Task directions
Go through the entries below, tally each line with the string "erreur", and give the final number by itself.

Data listing
▼

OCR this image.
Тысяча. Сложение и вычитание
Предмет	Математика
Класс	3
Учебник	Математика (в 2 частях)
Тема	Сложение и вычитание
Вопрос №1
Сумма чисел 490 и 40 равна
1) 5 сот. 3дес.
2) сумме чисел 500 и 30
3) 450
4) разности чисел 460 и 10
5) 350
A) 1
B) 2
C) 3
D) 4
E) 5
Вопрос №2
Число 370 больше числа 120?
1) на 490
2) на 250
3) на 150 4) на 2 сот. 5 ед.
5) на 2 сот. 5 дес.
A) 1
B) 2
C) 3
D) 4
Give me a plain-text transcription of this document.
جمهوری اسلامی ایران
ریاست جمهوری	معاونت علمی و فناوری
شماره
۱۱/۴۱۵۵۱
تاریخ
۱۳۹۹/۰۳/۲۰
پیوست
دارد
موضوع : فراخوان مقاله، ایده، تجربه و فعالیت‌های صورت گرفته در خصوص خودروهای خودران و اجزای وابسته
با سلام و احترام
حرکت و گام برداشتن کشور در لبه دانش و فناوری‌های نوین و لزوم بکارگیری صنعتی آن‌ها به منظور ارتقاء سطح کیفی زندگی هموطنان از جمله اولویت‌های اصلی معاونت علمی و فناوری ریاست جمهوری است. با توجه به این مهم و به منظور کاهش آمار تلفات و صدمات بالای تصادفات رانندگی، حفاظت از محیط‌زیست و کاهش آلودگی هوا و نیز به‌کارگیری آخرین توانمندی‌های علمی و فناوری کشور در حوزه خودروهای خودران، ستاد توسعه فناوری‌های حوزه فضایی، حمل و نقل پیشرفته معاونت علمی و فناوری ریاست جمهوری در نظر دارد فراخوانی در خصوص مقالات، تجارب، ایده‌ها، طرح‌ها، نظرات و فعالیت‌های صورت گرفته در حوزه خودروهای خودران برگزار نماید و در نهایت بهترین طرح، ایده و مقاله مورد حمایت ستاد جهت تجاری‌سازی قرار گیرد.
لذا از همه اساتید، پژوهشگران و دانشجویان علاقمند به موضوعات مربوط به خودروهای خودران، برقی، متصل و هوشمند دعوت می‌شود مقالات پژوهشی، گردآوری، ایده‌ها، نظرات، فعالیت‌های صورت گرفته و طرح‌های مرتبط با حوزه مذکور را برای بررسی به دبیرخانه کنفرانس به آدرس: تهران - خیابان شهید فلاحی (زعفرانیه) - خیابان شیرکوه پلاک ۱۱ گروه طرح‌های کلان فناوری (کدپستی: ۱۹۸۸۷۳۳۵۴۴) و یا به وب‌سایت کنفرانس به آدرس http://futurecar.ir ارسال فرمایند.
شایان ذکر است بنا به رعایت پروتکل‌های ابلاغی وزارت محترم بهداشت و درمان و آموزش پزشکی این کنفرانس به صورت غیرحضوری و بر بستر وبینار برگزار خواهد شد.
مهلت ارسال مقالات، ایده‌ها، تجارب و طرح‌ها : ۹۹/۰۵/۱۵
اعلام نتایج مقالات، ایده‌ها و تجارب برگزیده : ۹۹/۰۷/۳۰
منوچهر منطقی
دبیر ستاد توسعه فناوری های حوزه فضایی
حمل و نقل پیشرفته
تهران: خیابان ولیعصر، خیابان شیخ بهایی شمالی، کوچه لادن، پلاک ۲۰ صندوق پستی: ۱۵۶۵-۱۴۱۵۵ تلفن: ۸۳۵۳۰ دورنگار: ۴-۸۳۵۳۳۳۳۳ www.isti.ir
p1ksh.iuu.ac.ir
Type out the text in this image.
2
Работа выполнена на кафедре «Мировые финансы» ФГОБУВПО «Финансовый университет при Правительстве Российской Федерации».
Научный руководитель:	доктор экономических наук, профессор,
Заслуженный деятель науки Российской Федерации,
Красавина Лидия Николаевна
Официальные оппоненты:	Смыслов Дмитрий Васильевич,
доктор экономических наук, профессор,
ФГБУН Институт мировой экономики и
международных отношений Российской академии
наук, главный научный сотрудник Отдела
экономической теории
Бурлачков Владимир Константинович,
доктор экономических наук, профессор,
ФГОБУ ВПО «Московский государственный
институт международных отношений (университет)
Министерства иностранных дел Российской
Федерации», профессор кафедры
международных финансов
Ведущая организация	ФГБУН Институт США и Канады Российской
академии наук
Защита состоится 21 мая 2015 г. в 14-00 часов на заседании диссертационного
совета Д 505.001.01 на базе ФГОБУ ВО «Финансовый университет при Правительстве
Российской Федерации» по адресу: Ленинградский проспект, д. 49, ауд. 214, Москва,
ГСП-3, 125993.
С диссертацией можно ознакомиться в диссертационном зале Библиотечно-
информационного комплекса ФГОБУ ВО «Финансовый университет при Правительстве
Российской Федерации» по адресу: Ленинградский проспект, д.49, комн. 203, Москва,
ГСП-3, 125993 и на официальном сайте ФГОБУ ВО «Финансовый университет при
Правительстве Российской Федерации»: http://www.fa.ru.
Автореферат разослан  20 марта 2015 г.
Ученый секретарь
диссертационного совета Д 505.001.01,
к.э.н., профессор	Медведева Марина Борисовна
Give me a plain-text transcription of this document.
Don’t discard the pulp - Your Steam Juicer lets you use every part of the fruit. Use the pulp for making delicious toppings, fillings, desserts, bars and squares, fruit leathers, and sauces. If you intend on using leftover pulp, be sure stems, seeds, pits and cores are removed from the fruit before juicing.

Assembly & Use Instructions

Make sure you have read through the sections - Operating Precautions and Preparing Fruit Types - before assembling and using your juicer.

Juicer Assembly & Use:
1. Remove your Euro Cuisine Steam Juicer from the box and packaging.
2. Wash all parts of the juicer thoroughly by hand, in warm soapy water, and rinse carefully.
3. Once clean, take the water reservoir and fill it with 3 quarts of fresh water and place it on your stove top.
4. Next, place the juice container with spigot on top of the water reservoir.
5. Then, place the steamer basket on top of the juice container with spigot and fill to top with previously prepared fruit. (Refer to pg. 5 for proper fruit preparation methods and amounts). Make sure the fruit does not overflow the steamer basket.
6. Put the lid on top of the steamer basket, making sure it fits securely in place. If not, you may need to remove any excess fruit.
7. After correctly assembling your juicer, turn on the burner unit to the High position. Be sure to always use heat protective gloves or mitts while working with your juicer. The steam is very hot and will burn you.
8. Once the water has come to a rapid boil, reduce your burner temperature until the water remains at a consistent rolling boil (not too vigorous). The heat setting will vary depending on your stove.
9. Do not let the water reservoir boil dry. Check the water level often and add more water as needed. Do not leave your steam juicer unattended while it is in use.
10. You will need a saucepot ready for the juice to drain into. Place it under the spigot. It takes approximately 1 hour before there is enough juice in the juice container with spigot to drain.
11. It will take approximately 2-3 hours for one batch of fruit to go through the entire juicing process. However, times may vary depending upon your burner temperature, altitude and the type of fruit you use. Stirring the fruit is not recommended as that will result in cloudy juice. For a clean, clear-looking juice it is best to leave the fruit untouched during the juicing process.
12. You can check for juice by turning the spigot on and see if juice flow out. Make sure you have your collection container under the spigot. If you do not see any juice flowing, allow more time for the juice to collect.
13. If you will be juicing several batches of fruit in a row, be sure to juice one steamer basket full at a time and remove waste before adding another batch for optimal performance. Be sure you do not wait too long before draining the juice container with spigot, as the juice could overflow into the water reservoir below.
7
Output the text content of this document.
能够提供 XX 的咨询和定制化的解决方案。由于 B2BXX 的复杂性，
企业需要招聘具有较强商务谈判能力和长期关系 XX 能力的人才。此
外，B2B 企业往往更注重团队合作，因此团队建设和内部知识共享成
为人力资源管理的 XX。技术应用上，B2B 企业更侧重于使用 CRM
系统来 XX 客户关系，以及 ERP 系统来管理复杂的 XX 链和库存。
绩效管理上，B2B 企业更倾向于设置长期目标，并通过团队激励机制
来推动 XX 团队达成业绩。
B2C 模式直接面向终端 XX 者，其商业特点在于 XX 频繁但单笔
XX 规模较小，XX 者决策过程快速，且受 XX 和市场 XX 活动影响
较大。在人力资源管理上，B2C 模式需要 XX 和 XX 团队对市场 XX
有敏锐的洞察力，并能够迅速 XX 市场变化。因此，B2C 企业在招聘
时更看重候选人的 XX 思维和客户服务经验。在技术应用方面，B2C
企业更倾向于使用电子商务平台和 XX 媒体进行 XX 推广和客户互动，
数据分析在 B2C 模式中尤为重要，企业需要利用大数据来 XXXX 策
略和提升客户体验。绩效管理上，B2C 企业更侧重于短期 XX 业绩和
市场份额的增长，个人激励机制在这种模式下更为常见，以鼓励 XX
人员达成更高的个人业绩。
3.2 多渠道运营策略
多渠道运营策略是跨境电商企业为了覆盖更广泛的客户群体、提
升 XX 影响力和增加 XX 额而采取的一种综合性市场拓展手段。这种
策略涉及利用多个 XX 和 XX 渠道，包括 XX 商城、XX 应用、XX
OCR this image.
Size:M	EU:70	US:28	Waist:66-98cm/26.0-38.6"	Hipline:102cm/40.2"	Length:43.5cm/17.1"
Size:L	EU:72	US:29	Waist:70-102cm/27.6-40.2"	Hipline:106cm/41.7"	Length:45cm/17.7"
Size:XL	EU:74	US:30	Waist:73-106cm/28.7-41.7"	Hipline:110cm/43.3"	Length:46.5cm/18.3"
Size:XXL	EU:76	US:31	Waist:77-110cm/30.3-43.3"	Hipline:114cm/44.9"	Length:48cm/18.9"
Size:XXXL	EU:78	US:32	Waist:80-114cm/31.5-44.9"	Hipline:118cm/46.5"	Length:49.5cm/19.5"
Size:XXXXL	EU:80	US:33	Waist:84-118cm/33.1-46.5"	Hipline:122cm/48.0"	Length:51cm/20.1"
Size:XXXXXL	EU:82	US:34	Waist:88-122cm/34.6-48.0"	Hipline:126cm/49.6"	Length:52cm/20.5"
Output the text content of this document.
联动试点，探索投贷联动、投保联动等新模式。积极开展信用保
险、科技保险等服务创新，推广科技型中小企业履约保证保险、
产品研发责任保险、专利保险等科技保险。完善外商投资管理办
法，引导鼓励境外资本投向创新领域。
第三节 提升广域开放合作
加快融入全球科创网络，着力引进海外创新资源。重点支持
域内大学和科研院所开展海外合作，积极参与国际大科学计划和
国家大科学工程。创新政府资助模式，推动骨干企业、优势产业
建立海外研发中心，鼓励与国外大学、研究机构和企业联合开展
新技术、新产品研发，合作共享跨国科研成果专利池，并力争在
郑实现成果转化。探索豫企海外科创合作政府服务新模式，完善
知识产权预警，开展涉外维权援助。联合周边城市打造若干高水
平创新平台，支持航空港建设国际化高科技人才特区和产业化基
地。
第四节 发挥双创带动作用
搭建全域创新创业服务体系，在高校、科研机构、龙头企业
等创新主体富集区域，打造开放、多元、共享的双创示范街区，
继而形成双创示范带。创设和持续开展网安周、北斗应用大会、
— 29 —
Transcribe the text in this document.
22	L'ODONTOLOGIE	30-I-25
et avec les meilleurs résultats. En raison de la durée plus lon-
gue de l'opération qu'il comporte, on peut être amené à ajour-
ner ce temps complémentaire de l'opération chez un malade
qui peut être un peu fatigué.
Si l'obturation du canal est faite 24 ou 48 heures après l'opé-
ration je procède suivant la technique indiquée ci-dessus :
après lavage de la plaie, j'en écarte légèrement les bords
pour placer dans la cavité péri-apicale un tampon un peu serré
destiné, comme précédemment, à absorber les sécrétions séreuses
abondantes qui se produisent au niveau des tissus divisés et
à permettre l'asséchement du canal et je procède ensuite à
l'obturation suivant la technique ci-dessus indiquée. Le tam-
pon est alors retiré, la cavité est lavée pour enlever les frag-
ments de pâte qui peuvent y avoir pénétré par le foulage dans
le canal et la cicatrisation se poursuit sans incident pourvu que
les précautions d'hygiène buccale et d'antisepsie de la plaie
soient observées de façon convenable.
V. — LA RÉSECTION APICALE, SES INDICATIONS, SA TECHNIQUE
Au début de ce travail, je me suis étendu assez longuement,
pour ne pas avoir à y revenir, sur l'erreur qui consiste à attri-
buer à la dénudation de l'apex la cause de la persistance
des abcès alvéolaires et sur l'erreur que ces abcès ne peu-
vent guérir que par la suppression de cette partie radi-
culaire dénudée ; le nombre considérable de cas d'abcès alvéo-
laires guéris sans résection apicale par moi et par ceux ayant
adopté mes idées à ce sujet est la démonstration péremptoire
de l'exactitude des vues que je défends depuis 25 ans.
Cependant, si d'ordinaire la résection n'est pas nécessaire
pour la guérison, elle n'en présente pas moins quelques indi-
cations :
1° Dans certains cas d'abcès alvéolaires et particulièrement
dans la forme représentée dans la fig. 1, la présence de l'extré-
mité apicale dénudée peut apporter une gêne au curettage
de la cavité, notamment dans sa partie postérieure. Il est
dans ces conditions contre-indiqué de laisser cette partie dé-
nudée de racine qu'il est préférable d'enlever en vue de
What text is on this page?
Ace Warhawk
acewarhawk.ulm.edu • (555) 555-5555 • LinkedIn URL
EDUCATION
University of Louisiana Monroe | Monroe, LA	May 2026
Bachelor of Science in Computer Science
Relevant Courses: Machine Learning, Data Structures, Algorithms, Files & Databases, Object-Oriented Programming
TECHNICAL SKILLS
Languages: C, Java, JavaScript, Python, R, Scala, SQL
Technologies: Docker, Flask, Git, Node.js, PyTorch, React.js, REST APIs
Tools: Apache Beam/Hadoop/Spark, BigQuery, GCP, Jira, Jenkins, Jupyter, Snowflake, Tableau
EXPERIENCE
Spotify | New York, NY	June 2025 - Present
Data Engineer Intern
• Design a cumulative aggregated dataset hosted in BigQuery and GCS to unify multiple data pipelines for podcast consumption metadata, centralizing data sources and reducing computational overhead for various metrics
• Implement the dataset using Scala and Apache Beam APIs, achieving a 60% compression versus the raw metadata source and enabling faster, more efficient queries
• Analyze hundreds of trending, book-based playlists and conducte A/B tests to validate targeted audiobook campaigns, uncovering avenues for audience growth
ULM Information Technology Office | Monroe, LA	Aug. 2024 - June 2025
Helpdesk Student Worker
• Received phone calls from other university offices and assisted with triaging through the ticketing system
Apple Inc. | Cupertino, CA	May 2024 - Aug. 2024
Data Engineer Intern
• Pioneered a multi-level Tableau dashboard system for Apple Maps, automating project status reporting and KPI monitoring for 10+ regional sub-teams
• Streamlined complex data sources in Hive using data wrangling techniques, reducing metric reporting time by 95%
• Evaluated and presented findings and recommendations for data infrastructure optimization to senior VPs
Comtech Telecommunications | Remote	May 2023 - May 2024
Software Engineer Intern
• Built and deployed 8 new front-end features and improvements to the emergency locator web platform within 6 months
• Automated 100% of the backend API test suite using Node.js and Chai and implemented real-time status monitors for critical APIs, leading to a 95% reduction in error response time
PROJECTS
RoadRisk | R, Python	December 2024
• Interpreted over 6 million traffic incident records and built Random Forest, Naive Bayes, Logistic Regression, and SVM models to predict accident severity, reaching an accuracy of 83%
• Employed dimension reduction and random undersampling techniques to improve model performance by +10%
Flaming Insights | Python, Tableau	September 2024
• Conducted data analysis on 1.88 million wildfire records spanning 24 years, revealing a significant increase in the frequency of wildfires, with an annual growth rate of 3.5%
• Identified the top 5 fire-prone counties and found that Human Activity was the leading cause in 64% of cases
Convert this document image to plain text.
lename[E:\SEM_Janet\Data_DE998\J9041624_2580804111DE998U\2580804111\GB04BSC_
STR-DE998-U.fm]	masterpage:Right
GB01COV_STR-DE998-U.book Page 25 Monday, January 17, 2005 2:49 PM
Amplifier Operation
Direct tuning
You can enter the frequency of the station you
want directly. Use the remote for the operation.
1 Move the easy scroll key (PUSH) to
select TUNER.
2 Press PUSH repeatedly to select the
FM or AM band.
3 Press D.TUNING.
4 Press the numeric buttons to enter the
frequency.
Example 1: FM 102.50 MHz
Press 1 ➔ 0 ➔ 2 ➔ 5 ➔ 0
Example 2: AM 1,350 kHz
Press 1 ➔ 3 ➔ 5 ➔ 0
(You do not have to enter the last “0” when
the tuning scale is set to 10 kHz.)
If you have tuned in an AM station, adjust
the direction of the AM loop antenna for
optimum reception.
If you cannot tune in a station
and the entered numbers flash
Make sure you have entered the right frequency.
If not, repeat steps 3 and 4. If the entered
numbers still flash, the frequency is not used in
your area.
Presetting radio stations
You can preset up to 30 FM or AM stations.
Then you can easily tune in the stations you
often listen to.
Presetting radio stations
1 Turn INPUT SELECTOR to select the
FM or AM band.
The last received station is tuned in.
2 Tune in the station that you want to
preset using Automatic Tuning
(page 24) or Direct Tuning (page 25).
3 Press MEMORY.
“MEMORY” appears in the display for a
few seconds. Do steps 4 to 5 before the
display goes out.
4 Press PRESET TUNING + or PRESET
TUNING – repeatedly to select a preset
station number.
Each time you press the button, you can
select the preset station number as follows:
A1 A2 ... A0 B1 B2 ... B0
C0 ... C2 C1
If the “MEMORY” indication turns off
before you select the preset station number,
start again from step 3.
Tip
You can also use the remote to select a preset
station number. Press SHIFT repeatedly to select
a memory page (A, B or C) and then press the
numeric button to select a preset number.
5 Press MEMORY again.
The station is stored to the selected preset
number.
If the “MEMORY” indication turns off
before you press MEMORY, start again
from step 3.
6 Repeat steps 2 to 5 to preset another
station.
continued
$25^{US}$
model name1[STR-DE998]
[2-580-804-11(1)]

▲

Reply to the exercise
2